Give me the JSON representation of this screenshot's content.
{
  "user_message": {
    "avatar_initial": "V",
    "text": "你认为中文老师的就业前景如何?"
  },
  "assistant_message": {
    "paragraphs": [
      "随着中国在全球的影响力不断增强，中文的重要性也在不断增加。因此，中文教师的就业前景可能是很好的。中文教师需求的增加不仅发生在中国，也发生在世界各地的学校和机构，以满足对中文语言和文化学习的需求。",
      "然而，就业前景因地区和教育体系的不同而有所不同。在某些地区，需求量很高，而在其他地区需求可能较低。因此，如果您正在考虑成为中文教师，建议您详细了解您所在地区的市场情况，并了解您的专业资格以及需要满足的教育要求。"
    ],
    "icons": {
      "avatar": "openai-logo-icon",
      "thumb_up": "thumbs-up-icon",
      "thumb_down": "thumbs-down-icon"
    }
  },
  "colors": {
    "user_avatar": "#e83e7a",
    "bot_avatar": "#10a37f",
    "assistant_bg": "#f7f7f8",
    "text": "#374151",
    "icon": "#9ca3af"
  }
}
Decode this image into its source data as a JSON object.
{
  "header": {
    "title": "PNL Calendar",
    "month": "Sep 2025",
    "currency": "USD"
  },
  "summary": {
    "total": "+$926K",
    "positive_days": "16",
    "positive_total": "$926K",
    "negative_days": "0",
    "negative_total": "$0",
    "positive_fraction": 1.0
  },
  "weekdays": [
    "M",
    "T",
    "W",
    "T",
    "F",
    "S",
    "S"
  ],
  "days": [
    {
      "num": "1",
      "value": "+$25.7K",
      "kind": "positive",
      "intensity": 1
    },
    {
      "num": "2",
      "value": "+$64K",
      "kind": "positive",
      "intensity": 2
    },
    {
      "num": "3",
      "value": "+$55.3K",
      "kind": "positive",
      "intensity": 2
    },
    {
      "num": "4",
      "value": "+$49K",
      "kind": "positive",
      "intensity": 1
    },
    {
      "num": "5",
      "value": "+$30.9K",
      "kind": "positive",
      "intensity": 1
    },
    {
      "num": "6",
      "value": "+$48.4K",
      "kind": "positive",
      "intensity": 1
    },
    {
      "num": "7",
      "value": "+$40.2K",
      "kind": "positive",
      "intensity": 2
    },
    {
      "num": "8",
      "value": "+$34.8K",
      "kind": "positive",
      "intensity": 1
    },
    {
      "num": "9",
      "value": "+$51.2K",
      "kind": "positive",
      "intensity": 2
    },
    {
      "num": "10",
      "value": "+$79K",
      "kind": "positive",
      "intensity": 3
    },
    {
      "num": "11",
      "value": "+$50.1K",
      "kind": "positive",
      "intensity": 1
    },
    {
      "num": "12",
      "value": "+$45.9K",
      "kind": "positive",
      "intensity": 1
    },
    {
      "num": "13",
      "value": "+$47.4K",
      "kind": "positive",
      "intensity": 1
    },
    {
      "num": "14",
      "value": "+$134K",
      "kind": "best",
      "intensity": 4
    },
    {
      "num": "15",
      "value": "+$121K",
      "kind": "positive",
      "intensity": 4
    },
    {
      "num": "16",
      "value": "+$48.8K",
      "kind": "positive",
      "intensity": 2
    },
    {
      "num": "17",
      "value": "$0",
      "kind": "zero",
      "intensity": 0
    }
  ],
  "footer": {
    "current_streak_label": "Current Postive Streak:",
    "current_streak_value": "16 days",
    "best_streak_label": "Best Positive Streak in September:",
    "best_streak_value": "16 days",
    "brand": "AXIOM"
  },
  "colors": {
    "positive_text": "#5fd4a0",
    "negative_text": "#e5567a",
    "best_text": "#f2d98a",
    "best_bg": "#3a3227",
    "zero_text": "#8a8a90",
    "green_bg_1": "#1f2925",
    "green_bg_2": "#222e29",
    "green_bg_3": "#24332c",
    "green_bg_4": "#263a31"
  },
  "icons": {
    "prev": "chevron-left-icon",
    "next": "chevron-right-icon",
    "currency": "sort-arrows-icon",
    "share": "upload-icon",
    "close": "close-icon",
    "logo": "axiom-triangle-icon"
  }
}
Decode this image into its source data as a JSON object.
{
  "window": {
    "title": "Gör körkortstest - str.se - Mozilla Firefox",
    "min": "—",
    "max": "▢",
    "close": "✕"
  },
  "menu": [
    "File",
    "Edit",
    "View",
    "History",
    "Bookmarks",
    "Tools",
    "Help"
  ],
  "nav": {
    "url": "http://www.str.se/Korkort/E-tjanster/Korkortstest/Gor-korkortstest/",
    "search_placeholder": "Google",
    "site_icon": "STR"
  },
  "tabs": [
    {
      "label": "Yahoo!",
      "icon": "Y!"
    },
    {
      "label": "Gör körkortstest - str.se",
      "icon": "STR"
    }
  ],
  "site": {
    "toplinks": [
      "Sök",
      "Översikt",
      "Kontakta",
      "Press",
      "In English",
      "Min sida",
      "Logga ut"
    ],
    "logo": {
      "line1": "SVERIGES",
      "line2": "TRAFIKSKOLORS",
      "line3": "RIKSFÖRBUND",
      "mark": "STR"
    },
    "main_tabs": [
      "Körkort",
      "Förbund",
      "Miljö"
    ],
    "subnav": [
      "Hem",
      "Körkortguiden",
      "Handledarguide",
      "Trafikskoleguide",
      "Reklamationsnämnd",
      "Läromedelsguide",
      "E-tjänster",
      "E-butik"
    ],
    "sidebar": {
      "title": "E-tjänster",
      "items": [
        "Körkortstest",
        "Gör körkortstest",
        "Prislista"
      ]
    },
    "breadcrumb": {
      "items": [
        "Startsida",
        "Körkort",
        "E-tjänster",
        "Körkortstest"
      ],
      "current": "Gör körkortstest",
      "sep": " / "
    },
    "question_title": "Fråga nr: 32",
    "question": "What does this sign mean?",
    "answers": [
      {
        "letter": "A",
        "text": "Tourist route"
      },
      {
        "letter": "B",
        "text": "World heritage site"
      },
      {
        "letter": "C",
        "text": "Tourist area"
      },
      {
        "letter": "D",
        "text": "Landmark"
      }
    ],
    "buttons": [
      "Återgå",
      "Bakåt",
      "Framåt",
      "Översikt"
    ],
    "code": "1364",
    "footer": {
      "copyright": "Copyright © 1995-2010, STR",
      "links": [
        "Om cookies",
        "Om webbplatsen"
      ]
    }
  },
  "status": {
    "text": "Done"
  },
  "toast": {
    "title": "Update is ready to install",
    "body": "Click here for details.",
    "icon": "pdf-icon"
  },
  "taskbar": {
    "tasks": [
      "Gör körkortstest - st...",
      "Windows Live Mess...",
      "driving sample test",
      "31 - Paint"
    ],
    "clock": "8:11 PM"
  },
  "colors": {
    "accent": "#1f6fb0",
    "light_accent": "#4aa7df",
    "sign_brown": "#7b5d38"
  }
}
------------
Request: Reply with nothing but the number of lines that contain the word "currency".

Response to this task: 2